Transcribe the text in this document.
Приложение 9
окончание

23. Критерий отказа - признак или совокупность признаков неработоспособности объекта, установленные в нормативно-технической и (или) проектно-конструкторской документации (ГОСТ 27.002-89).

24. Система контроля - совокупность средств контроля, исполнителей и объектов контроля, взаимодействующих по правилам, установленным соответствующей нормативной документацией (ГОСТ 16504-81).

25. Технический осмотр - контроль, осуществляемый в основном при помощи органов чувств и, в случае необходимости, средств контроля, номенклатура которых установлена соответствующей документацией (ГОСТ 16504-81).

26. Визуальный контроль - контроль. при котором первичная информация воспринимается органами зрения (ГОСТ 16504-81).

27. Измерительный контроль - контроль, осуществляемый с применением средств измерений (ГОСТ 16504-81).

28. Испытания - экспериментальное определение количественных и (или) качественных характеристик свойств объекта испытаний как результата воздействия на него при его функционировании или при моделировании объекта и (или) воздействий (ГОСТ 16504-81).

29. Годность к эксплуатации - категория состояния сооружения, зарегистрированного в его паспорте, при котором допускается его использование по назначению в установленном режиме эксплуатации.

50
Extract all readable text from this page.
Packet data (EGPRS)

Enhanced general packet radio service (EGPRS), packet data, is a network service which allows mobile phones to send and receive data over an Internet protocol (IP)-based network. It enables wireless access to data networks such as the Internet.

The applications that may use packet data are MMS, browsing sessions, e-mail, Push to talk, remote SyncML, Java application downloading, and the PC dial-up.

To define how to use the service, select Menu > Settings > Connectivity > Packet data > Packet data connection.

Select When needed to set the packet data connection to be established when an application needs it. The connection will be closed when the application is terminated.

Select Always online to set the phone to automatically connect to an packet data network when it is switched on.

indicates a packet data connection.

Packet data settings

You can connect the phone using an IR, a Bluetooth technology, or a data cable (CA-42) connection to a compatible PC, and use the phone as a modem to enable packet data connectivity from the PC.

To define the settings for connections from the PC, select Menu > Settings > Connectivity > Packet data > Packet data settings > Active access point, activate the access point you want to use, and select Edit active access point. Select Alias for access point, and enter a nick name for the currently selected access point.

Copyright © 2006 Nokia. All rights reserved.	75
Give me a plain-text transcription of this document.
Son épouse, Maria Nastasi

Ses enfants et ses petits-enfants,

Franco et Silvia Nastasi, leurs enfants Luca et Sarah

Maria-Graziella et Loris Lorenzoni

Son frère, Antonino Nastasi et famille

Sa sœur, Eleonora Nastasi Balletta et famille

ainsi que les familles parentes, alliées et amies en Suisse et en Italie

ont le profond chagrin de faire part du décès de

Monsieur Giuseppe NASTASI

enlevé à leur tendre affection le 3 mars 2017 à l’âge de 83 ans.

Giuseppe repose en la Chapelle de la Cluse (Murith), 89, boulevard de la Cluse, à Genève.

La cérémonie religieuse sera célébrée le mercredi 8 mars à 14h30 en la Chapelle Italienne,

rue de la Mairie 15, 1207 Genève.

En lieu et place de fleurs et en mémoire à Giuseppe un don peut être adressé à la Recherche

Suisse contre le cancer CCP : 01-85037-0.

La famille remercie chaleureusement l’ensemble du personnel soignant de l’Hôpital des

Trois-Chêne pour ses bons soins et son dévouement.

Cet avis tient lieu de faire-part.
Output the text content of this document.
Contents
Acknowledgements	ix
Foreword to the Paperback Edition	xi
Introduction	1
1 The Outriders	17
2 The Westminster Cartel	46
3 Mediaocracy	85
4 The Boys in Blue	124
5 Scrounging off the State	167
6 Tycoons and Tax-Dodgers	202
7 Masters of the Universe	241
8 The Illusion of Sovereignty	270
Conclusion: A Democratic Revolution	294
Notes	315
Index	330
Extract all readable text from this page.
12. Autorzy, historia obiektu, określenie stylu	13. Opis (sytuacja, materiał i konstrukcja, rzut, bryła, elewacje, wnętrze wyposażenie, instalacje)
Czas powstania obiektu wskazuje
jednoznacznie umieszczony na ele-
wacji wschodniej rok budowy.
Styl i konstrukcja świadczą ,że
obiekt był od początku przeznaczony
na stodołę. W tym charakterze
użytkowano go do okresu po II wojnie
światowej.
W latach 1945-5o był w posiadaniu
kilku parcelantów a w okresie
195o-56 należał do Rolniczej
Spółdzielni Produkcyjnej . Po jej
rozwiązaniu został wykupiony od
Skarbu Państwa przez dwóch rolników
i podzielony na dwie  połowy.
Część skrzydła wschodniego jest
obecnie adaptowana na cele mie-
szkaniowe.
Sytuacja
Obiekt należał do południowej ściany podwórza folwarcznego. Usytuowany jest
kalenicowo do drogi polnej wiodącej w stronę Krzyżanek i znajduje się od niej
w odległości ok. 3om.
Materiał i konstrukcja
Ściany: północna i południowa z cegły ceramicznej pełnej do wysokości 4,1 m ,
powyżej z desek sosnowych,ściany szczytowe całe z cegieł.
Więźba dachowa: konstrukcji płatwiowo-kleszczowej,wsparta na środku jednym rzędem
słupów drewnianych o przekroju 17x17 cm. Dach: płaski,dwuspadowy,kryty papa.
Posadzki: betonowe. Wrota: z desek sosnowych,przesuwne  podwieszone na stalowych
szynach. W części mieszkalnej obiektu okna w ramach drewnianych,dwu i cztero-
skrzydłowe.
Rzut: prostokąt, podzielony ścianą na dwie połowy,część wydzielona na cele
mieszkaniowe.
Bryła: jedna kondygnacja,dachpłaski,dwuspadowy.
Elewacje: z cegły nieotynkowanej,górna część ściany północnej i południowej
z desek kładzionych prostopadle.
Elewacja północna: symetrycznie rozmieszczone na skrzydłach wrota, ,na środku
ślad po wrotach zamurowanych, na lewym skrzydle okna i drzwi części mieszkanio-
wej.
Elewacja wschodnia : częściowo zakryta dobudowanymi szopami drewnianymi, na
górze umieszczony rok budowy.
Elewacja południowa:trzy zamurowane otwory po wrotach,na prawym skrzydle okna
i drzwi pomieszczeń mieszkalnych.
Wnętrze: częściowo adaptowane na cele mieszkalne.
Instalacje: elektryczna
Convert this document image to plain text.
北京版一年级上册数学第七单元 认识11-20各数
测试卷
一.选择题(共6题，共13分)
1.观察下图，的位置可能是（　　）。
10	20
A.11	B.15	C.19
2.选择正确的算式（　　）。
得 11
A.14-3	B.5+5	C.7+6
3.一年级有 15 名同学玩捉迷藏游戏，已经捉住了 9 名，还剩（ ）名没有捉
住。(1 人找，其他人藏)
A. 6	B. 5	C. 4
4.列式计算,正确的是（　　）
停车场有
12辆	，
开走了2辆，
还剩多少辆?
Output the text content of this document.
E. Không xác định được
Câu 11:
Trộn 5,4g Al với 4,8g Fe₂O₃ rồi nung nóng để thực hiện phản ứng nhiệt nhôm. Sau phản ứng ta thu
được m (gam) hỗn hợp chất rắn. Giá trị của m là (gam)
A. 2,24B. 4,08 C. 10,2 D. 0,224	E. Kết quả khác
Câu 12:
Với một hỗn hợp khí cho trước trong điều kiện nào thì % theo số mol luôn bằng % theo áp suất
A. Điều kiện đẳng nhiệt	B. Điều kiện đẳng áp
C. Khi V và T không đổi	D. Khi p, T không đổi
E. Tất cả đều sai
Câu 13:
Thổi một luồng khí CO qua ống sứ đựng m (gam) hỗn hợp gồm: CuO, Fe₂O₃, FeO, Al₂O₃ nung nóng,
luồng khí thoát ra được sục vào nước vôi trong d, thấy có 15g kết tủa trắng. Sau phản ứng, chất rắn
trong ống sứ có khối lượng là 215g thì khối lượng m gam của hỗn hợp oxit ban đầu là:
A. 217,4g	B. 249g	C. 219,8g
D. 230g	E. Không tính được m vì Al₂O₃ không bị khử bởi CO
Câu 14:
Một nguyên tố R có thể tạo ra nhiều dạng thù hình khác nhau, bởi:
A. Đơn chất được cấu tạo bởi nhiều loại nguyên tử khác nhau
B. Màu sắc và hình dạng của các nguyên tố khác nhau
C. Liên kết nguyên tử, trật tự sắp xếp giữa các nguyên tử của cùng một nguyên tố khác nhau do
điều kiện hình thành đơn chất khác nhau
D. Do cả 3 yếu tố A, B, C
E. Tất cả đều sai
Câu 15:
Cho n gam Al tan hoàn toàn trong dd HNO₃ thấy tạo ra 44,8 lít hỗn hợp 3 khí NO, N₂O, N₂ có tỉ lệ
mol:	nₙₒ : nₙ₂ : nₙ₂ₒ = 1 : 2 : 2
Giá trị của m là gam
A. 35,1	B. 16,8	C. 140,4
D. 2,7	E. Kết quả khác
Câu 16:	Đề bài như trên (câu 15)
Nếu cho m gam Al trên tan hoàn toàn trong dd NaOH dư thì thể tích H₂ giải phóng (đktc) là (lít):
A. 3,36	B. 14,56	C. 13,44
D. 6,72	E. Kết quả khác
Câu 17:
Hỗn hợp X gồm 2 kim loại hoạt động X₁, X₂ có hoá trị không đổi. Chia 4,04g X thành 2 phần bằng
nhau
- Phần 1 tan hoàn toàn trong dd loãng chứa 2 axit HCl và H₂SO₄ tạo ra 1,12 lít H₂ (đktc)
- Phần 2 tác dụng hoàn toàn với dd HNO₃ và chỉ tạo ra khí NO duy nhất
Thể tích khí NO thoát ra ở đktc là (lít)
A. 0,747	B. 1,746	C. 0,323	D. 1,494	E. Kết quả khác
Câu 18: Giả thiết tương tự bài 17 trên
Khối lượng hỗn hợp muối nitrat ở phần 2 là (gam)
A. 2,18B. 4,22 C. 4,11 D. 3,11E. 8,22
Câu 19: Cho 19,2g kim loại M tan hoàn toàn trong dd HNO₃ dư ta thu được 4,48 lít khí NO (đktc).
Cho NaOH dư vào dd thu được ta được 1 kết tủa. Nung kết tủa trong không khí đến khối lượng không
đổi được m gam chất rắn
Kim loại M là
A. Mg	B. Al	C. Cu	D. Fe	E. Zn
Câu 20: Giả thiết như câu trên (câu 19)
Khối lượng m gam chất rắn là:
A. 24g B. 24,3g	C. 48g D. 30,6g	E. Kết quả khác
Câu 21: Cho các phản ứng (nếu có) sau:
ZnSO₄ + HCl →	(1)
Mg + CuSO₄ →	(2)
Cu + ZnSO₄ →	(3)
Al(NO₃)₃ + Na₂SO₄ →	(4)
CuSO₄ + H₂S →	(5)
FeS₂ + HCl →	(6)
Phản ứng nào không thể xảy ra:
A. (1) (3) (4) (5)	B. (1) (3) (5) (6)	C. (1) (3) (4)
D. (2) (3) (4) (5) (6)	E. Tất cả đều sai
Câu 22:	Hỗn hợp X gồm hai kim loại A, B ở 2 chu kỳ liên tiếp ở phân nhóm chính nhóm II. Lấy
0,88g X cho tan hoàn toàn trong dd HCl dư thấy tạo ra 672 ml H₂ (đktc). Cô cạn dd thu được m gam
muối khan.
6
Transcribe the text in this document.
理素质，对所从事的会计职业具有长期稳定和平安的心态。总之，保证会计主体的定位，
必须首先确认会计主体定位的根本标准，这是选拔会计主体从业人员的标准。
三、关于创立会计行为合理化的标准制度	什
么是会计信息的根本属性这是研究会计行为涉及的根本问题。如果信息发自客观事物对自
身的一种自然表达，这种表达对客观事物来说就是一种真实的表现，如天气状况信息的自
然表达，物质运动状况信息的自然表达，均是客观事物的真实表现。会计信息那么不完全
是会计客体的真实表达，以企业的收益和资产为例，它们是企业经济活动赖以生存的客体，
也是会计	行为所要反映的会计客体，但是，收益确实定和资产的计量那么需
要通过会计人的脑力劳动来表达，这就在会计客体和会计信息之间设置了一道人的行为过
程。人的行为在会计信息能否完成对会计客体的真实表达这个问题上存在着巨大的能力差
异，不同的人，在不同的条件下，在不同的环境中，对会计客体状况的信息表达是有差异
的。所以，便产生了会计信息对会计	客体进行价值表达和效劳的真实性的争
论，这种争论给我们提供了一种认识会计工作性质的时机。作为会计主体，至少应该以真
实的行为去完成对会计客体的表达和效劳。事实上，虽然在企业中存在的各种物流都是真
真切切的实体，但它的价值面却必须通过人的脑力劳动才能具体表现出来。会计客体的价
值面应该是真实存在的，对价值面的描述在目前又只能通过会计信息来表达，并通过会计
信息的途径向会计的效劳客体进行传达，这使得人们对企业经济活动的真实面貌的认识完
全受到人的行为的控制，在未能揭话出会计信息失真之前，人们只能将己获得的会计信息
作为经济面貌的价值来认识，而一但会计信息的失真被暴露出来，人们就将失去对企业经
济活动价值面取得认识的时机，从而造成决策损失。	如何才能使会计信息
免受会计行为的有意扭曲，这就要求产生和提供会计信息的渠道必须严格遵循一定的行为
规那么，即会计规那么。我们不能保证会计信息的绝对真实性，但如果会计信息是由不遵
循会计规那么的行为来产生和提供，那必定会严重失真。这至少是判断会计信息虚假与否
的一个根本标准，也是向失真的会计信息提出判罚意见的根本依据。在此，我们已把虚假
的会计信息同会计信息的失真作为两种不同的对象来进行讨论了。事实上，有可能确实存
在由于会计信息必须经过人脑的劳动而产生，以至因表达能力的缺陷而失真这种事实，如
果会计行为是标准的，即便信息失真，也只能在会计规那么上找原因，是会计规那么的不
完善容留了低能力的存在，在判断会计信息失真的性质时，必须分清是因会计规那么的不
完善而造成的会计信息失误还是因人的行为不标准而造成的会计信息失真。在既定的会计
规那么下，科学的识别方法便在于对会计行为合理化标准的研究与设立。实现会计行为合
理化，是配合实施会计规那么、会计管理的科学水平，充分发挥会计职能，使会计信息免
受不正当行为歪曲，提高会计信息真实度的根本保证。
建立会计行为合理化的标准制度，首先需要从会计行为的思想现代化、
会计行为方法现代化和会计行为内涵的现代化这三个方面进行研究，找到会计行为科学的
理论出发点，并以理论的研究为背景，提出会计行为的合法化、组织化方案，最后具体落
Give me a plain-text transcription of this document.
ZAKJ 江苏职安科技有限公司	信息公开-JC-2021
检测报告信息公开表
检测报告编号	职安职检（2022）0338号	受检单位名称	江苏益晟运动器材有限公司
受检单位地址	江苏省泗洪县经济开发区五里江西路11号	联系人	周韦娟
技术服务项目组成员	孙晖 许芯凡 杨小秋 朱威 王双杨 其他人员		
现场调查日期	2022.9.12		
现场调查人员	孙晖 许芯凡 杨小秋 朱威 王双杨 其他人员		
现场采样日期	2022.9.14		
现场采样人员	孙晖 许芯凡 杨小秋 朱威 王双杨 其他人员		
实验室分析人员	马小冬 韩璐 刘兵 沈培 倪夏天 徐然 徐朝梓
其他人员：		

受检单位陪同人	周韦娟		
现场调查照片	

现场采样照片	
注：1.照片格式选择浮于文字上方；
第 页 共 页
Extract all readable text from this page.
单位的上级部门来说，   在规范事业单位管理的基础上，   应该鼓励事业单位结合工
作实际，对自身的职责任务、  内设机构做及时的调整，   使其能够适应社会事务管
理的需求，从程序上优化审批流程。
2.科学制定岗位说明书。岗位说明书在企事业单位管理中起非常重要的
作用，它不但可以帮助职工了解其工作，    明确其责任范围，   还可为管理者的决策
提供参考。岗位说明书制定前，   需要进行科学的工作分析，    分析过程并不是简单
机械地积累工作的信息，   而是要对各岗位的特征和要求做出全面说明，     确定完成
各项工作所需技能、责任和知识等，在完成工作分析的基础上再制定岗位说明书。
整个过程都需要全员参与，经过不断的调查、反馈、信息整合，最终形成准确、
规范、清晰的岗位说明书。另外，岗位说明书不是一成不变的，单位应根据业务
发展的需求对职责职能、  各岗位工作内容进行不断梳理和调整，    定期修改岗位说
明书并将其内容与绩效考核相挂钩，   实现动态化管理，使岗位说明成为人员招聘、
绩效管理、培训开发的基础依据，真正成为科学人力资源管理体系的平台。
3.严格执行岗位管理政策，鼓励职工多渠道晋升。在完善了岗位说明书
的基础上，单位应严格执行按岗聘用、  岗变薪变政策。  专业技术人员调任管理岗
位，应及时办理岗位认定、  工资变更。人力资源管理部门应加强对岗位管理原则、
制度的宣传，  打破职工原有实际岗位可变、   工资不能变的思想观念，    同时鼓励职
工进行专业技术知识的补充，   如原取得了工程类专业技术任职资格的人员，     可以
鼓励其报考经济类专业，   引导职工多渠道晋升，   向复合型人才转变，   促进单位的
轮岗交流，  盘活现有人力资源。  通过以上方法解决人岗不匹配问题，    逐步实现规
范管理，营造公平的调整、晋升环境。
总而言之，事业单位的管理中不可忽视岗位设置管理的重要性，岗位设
****************************************
- [WRITTEN INSTRUCTION]
Copy in full each line that holds the word "częściowo".

- [WORKED SOLUTION]
Elewacja wschodnia : częściowo zakryta dobudowanymi szopami drewnianymi, na
Wnętrze: częściowo adaptowane na cele mieszkalne.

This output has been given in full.